Task statement -
Find and copy lines holding "text".

▬▬▬▬▬▬▬▬▬▬

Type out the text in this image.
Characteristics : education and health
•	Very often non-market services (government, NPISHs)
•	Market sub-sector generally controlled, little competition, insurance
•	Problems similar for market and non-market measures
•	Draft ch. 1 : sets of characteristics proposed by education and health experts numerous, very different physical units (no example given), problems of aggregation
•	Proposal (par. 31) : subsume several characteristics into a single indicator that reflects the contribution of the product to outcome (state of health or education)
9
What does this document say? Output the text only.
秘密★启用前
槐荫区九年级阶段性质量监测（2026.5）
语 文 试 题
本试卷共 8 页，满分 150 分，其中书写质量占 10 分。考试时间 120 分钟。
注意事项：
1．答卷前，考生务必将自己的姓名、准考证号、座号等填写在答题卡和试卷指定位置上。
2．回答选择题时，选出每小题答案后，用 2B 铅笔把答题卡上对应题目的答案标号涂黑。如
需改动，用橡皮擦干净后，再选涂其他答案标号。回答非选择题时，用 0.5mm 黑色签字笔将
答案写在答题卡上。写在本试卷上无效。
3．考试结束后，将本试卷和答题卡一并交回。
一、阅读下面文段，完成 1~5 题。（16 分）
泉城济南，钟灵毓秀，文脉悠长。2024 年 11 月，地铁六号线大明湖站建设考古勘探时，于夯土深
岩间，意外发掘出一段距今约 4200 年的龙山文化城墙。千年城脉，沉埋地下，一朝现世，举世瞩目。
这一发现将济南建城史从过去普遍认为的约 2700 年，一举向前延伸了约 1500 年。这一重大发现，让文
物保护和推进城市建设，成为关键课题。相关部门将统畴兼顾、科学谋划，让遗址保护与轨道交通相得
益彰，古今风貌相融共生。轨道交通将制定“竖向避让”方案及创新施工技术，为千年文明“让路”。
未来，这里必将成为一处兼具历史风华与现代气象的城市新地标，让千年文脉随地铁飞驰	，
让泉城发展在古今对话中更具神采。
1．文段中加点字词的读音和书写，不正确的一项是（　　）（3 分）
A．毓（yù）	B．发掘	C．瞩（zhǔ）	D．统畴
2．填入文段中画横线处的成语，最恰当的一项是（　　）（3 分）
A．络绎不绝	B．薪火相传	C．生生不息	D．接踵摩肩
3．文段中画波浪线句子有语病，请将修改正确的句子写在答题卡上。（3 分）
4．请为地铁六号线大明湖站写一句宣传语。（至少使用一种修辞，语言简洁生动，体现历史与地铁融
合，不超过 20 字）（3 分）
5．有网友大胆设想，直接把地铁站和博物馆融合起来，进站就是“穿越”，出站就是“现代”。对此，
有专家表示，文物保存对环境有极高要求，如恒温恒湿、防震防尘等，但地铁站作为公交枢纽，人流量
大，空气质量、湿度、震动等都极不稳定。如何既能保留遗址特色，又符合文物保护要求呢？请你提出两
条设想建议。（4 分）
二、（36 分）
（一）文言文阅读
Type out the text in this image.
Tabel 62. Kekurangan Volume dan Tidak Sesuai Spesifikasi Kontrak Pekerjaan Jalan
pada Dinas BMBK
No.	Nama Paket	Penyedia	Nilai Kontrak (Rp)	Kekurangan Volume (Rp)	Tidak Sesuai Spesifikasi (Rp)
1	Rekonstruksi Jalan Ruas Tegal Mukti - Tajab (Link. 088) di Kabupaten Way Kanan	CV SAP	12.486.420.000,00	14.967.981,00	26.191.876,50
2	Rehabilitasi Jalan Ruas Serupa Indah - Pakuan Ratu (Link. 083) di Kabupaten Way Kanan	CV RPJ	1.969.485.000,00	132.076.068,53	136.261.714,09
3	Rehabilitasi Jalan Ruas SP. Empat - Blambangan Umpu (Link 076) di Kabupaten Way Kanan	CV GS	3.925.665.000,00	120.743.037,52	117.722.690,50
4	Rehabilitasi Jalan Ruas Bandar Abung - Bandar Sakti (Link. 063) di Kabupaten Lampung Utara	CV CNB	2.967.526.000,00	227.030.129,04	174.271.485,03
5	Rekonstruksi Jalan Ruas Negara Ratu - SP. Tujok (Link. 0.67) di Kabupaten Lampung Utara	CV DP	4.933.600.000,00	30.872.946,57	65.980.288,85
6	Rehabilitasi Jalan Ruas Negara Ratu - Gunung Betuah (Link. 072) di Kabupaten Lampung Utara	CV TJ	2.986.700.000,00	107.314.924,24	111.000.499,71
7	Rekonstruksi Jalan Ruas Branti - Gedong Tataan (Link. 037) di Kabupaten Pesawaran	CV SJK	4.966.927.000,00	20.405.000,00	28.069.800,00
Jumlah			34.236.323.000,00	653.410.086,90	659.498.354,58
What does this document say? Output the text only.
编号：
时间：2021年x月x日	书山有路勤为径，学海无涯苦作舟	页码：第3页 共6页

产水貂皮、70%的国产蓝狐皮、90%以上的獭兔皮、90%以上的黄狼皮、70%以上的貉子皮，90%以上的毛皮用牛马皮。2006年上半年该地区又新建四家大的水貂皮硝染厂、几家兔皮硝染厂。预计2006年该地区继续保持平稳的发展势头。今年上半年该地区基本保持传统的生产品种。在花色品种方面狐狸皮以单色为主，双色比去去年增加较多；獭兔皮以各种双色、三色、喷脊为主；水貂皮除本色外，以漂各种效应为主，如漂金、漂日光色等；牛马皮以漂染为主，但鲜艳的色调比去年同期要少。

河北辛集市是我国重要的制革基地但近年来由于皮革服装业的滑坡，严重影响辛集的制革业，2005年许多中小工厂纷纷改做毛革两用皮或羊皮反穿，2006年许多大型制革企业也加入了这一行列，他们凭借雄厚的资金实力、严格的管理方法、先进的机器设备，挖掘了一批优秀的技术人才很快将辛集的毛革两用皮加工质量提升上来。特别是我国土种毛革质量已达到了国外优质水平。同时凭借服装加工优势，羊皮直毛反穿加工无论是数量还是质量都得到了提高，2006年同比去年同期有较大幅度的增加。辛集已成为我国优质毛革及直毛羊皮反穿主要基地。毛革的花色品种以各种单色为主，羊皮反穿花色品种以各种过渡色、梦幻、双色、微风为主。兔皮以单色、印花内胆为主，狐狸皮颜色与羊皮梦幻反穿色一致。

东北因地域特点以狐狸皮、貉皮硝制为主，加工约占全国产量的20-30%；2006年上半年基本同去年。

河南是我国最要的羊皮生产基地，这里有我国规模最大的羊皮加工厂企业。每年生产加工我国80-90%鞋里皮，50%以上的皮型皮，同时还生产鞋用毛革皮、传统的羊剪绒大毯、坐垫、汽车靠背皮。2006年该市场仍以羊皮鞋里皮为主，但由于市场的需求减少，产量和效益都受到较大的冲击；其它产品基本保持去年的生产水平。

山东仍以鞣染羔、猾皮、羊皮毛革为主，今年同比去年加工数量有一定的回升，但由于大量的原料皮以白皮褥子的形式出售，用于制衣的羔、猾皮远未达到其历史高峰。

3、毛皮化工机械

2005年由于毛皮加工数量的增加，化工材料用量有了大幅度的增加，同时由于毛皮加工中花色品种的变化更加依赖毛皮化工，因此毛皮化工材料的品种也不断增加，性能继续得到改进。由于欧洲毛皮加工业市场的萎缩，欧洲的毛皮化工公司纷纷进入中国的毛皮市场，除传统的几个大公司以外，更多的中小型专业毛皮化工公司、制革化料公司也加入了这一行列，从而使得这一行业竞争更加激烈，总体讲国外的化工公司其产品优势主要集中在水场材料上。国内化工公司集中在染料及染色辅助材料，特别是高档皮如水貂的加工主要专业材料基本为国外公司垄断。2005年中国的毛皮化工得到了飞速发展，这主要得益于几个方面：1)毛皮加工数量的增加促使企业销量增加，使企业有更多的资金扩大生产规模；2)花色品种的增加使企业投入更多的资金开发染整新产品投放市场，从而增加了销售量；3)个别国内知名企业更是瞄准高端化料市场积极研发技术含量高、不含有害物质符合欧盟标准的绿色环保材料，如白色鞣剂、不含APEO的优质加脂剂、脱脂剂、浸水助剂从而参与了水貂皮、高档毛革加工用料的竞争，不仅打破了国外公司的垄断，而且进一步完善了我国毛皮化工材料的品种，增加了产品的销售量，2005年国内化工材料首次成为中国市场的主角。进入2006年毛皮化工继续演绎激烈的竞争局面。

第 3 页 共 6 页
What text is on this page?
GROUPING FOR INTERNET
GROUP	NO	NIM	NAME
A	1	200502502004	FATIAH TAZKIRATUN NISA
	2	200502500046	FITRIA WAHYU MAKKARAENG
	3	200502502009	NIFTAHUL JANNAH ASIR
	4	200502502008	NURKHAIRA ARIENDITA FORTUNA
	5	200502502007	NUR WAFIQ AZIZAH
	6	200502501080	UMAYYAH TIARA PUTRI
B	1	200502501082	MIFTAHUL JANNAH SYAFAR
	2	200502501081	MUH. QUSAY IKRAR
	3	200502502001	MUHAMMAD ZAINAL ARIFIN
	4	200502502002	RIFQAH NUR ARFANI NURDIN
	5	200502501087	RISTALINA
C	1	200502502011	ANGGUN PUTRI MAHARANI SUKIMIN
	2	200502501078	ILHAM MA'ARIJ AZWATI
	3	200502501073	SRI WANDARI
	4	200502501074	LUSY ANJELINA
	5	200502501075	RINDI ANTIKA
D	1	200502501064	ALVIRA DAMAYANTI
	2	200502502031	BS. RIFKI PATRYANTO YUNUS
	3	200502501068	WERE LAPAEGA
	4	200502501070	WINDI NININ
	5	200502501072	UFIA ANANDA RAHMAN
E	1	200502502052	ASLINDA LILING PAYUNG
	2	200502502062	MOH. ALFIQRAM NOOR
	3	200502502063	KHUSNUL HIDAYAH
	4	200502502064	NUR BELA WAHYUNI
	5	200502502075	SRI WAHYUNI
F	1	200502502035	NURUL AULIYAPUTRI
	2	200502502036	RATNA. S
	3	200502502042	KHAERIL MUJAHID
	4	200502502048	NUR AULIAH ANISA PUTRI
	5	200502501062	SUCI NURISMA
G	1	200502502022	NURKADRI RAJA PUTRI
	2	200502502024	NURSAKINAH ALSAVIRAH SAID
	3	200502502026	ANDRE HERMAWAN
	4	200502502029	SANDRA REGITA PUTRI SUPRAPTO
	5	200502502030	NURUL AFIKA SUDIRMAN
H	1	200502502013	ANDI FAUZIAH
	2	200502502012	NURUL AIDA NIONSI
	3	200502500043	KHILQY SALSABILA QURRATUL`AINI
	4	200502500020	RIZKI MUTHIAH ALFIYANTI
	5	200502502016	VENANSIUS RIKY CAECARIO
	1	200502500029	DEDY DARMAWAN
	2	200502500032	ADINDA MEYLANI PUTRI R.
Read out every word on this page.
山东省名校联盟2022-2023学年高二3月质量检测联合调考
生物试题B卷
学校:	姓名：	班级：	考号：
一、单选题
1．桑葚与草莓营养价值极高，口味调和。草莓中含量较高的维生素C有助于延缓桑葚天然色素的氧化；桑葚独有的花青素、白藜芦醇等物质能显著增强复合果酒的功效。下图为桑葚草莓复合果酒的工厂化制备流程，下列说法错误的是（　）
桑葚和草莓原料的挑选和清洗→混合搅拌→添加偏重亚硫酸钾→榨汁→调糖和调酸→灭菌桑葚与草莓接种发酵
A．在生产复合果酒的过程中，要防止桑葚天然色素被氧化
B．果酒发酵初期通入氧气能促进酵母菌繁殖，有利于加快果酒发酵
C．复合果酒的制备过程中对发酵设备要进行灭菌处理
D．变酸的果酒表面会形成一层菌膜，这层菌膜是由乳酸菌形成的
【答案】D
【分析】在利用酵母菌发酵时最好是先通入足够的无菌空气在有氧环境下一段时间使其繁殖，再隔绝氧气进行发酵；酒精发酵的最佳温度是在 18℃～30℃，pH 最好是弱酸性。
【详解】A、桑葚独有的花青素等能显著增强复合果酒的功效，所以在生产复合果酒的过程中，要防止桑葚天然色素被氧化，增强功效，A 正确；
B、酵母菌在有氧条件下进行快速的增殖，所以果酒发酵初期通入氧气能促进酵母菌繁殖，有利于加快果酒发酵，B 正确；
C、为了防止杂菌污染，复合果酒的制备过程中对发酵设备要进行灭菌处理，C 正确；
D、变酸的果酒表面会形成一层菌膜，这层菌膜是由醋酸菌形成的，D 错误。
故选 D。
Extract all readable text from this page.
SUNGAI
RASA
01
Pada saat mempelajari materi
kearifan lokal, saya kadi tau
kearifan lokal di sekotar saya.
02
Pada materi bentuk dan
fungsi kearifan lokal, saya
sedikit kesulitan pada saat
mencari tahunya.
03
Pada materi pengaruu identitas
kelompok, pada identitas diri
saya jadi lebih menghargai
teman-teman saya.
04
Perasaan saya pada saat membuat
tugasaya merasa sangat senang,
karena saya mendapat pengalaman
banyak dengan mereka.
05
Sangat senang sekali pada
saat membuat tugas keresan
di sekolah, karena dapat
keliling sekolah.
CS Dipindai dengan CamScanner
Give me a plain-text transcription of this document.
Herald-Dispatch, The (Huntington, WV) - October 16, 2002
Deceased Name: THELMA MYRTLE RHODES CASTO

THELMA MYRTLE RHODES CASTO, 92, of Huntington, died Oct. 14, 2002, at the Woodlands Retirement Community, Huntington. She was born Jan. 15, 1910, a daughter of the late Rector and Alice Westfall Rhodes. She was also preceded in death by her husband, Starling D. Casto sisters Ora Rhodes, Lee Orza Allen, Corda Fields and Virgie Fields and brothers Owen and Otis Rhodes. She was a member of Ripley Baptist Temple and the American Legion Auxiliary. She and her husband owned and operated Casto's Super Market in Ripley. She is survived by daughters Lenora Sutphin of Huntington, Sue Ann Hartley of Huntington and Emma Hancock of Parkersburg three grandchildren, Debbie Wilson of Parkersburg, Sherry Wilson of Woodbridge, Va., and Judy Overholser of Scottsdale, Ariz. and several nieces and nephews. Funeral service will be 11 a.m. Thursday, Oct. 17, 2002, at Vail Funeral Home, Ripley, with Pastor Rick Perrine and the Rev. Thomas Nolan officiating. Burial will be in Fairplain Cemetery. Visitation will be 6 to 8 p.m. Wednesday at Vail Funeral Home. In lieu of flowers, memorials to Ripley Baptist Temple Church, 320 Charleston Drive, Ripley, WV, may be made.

▬▬▬▬▬▬▬▬▬▬

Task solution -
Type out the text in this image.
What does this document say? Output the text only.
Type out the text in this image.
What does this document say? Output the text only.
What text is on this page?
Extract all readable text from this page.
Give me a plain-text transcription of this document.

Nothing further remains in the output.